--- GIVEN INSTRUCTION ---
Change every "highlight-circle" in the listing below to "emphasis-ring" and write the listing out again with nothing else altered. Leave the pictures out of your answer.

--- EXERCISE MATERIALS ---
====================

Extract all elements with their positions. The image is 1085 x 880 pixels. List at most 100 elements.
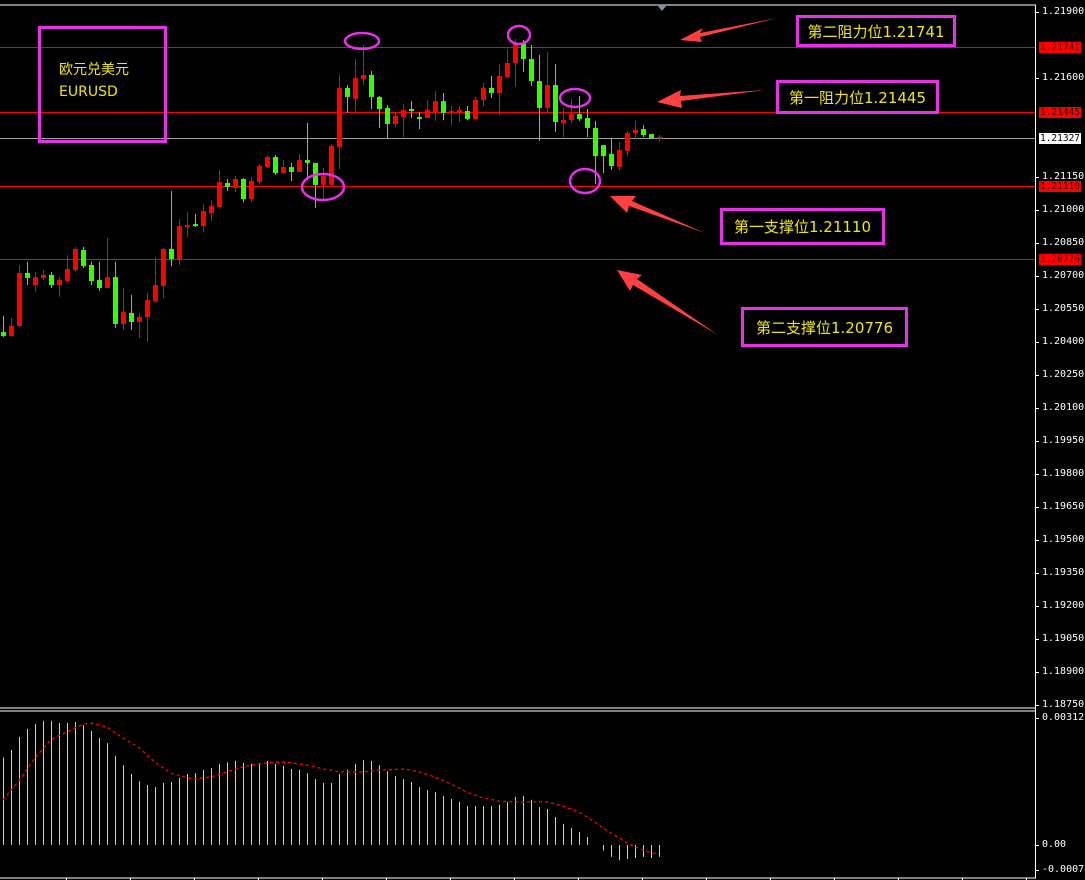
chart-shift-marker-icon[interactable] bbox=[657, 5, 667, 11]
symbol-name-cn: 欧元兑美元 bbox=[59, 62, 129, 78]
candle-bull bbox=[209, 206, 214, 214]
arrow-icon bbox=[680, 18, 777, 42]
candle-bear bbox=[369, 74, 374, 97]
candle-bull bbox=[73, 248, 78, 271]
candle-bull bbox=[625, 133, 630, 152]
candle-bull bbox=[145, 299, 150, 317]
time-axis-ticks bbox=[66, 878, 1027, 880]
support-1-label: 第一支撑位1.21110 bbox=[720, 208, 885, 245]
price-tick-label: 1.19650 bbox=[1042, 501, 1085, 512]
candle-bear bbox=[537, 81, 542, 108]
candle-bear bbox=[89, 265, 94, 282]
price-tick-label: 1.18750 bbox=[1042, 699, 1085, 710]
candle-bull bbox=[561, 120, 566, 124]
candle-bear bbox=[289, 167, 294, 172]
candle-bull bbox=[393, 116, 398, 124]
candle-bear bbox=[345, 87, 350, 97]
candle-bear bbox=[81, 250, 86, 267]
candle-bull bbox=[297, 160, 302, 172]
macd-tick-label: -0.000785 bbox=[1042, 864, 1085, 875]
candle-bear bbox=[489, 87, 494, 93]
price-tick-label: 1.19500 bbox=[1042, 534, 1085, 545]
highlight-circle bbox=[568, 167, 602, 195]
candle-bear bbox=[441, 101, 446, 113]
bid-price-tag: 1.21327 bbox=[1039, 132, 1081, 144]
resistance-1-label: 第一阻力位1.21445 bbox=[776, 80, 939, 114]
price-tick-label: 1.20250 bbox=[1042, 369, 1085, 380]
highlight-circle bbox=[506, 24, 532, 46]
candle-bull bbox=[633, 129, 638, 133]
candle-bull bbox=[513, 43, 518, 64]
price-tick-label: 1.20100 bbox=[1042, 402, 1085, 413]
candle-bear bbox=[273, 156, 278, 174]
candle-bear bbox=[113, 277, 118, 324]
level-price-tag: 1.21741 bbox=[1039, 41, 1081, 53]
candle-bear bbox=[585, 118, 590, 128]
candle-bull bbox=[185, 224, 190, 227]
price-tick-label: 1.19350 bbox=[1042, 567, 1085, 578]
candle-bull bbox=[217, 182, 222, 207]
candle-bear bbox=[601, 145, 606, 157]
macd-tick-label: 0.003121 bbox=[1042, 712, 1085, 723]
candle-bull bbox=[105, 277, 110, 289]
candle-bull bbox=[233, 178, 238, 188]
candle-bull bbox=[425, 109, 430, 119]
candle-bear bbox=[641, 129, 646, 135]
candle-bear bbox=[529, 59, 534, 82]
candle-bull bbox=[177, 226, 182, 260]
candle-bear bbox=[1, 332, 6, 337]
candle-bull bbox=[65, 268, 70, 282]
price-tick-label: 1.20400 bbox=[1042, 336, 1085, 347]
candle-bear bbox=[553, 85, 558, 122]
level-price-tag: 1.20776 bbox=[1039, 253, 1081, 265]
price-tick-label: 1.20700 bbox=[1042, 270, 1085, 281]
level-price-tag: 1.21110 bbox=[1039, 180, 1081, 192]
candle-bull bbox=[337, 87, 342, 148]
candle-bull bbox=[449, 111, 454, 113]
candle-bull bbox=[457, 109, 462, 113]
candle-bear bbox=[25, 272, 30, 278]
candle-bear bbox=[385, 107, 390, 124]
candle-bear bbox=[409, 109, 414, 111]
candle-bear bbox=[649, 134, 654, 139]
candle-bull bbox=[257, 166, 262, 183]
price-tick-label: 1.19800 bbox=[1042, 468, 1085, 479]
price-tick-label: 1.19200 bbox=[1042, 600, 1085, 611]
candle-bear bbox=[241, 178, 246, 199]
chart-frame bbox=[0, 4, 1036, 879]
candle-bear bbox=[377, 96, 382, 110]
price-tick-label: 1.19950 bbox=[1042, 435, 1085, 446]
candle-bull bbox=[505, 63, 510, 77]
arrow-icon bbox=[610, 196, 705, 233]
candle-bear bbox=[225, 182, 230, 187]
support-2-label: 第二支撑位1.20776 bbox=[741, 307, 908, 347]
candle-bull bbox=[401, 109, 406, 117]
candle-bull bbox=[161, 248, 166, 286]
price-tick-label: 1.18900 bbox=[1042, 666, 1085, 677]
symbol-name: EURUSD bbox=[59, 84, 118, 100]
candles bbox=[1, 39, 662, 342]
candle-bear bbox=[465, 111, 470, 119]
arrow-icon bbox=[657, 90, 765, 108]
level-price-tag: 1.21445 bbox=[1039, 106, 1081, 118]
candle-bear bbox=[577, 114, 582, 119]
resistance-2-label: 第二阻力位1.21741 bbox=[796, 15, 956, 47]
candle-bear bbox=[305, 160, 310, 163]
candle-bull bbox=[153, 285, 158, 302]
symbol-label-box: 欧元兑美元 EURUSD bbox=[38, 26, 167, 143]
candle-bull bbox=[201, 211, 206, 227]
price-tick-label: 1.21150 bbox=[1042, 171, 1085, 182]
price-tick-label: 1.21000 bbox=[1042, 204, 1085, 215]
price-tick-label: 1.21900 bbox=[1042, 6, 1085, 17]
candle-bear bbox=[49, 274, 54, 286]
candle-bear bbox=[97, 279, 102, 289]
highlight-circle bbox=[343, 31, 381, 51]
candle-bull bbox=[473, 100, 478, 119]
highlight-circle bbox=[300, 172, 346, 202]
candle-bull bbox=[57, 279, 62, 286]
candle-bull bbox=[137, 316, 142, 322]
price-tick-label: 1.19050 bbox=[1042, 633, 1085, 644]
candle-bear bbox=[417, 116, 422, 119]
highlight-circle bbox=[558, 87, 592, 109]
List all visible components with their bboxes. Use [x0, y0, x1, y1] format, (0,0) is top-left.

====================

--- RESPONSE FOR THIS EXERCISE ---
Extract all elements with their positions. The image is 1085 x 880 pixels. List at most 100 elements.
chart-shift-marker-icon[interactable] bbox=[657, 5, 667, 11]
symbol-name-cn: 欧元兑美元 bbox=[59, 62, 129, 78]
candle-bull bbox=[209, 206, 214, 214]
arrow-icon bbox=[680, 18, 777, 42]
candle-bear bbox=[369, 74, 374, 97]
candle-bull bbox=[73, 248, 78, 271]
candle-bull bbox=[625, 133, 630, 152]
candle-bull bbox=[145, 299, 150, 317]
time-axis-ticks bbox=[66, 878, 1027, 880]
support-1-label: 第一支撑位1.21110 bbox=[720, 208, 885, 245]
price-tick-label: 1.19650 bbox=[1042, 501, 1085, 512]
candle-bear bbox=[537, 81, 542, 108]
candle-bear bbox=[89, 265, 94, 282]
price-tick-label: 1.18750 bbox=[1042, 699, 1085, 710]
candle-bull bbox=[561, 120, 566, 124]
candle-bear bbox=[289, 167, 294, 172]
candle-bull bbox=[393, 116, 398, 124]
candle-bear bbox=[345, 87, 350, 97]
candle-bear bbox=[81, 250, 86, 267]
candle-bull bbox=[297, 160, 302, 172]
macd-tick-label: -0.000785 bbox=[1042, 864, 1085, 875]
candle-bear bbox=[489, 87, 494, 93]
price-tick-label: 1.19500 bbox=[1042, 534, 1085, 545]
emphasis-ring bbox=[568, 167, 602, 195]
candle-bear bbox=[441, 101, 446, 113]
bid-price-tag: 1.21327 bbox=[1039, 132, 1081, 144]
resistance-1-label: 第一阻力位1.21445 bbox=[776, 80, 939, 114]
price-tick-label: 1.20250 bbox=[1042, 369, 1085, 380]
emphasis-ring bbox=[506, 24, 532, 46]
candle-bull bbox=[633, 129, 638, 133]
candle-bull bbox=[513, 43, 518, 64]
price-tick-label: 1.20100 bbox=[1042, 402, 1085, 413]
candle-bear bbox=[273, 156, 278, 174]
candle-bear bbox=[113, 277, 118, 324]
level-price-tag: 1.21741 bbox=[1039, 41, 1081, 53]
candle-bear bbox=[585, 118, 590, 128]
candle-bull bbox=[185, 224, 190, 227]
price-tick-label: 1.19350 bbox=[1042, 567, 1085, 578]
candle-bull bbox=[217, 182, 222, 207]
candle-bear bbox=[601, 145, 606, 157]
macd-tick-label: 0.003121 bbox=[1042, 712, 1085, 723]
candle-bull bbox=[105, 277, 110, 289]
candle-bull bbox=[233, 178, 238, 188]
candle-bull bbox=[425, 109, 430, 119]
candle-bear bbox=[641, 129, 646, 135]
candle-bear bbox=[529, 59, 534, 82]
candle-bull bbox=[177, 226, 182, 260]
candle-bear bbox=[1, 332, 6, 337]
candle-bull bbox=[65, 268, 70, 282]
price-tick-label: 1.20400 bbox=[1042, 336, 1085, 347]
candle-bear bbox=[553, 85, 558, 122]
level-price-tag: 1.20776 bbox=[1039, 253, 1081, 265]
price-tick-label: 1.20700 bbox=[1042, 270, 1085, 281]
level-price-tag: 1.21110 bbox=[1039, 180, 1081, 192]
candle-bull bbox=[337, 87, 342, 148]
candle-bull bbox=[449, 111, 454, 113]
candle-bull bbox=[457, 109, 462, 113]
candle-bear bbox=[25, 272, 30, 278]
candle-bear bbox=[385, 107, 390, 124]
candle-bear bbox=[409, 109, 414, 111]
candle-bear bbox=[649, 134, 654, 139]
candle-bull bbox=[257, 166, 262, 183]
price-tick-label: 1.19800 bbox=[1042, 468, 1085, 479]
price-tick-label: 1.19200 bbox=[1042, 600, 1085, 611]
candle-bear bbox=[241, 178, 246, 199]
chart-frame bbox=[0, 4, 1036, 879]
candle-bear bbox=[377, 96, 382, 110]
price-tick-label: 1.19950 bbox=[1042, 435, 1085, 446]
candle-bull bbox=[505, 63, 510, 77]
arrow-icon bbox=[610, 196, 705, 233]
candle-bear bbox=[225, 182, 230, 187]
support-2-label: 第二支撑位1.20776 bbox=[741, 307, 908, 347]
candle-bull bbox=[401, 109, 406, 117]
candle-bull bbox=[161, 248, 166, 286]
price-tick-label: 1.18900 bbox=[1042, 666, 1085, 677]
symbol-name: EURUSD bbox=[59, 84, 118, 100]
candles bbox=[1, 39, 662, 342]
candle-bear bbox=[465, 111, 470, 119]
arrow-icon bbox=[657, 90, 765, 108]
level-price-tag: 1.21445 bbox=[1039, 106, 1081, 118]
candle-bear bbox=[577, 114, 582, 119]
resistance-2-label: 第二阻力位1.21741 bbox=[796, 15, 956, 47]
candle-bear bbox=[305, 160, 310, 163]
candle-bull bbox=[153, 285, 158, 302]
symbol-label-box: 欧元兑美元 EURUSD bbox=[38, 26, 167, 143]
candle-bull bbox=[201, 211, 206, 227]
price-tick-label: 1.21150 bbox=[1042, 171, 1085, 182]
price-tick-label: 1.21000 bbox=[1042, 204, 1085, 215]
price-tick-label: 1.21900 bbox=[1042, 6, 1085, 17]
candle-bear bbox=[49, 274, 54, 286]
candle-bear bbox=[97, 279, 102, 289]
emphasis-ring bbox=[343, 31, 381, 51]
candle-bull bbox=[473, 100, 478, 119]
emphasis-ring bbox=[300, 172, 346, 202]
candle-bull bbox=[57, 279, 62, 286]
candle-bull bbox=[137, 316, 142, 322]
price-tick-label: 1.19050 bbox=[1042, 633, 1085, 644]
candle-bear bbox=[417, 116, 422, 119]
emphasis-ring bbox=[558, 87, 592, 109]
List all visible components with their bboxes. Use [x0, y0, x1, y1] format, (0,0) is top-left.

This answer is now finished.